START

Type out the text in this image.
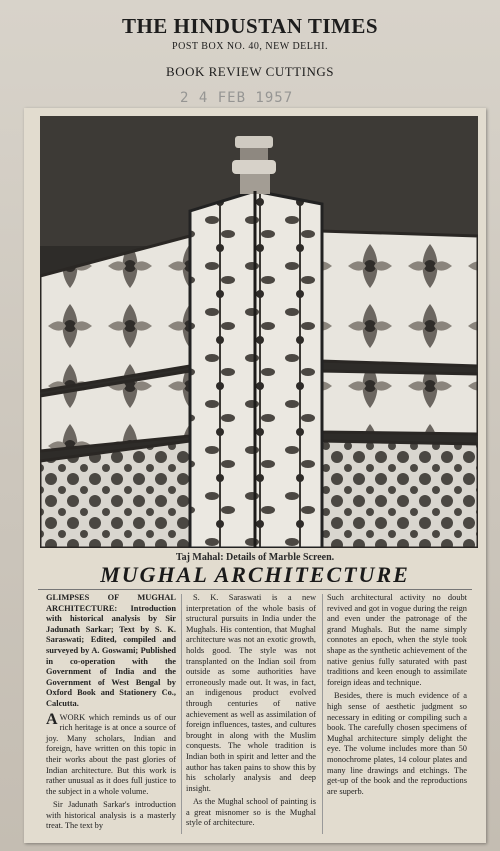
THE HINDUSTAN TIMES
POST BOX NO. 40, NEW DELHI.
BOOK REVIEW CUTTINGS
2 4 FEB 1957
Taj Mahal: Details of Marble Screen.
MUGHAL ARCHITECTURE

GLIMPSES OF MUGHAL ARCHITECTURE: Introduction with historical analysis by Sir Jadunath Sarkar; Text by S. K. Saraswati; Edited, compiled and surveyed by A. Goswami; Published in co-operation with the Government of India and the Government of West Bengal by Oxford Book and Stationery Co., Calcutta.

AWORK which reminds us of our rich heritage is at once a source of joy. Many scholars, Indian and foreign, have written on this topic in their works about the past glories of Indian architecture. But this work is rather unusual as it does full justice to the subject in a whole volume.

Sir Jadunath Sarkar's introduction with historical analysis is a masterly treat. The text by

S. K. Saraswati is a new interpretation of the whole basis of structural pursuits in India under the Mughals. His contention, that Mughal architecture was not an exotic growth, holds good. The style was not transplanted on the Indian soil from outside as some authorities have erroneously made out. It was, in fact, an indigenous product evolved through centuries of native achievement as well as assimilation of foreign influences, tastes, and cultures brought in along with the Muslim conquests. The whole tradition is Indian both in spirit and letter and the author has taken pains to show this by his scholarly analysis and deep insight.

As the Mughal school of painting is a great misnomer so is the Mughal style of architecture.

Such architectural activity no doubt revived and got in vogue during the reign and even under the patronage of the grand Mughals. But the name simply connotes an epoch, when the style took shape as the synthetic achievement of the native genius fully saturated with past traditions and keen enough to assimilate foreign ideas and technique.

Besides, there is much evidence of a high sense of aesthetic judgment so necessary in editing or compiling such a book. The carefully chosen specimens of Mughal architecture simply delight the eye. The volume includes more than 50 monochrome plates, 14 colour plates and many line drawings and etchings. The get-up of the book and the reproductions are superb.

END
START

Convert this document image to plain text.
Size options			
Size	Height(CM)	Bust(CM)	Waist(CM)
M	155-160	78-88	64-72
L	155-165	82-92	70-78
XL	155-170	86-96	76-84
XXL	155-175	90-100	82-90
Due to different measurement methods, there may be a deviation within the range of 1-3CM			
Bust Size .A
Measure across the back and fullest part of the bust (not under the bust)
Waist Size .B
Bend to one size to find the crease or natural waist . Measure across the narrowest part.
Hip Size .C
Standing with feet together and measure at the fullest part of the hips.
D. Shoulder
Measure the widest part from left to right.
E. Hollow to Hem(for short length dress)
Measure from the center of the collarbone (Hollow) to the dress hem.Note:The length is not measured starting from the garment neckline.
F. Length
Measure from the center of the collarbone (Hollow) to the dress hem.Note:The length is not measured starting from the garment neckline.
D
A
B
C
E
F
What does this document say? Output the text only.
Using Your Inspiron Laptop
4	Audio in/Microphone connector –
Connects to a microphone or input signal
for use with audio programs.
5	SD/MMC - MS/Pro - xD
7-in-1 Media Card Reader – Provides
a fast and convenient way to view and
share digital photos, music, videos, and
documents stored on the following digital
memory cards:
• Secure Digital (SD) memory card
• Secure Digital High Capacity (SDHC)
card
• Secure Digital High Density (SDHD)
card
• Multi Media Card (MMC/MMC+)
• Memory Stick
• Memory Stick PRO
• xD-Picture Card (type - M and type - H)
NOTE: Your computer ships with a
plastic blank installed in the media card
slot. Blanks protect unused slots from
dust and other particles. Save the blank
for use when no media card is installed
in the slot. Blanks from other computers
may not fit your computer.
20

END

*TASK DIRECTIONS*: Gather every line from the entries above where the word "this" appears, and copy them.

*THE SOLUTION*:
Type out the text in this image.
AWORK which reminds us of our rich heritage is at once a source of joy. Many scholars, Indian and foreign, have written on this topic in their works about the past glories of Indian architecture. But this work is rather unusual as it does full justice to the subject in a whole volume.
S. K. Saraswati is a new interpretation of the whole basis of structural pursuits in India under the Mughals. His contention, that Mughal architecture was not an exotic growth, holds good. The style was not transplanted on the Indian soil from outside as some authorities have erroneously made out. It was, in fact, an indigenous product evolved through centuries of native achievement as well as assimilation of foreign influences, tastes, and cultures brought in along with the Muslim conquests. The whole tradition is Indian both in spirit and letter and the author has taken pains to show this by his scholarly analysis and deep insight.
Convert this document image to plain text.
What does this document say? Output the text only.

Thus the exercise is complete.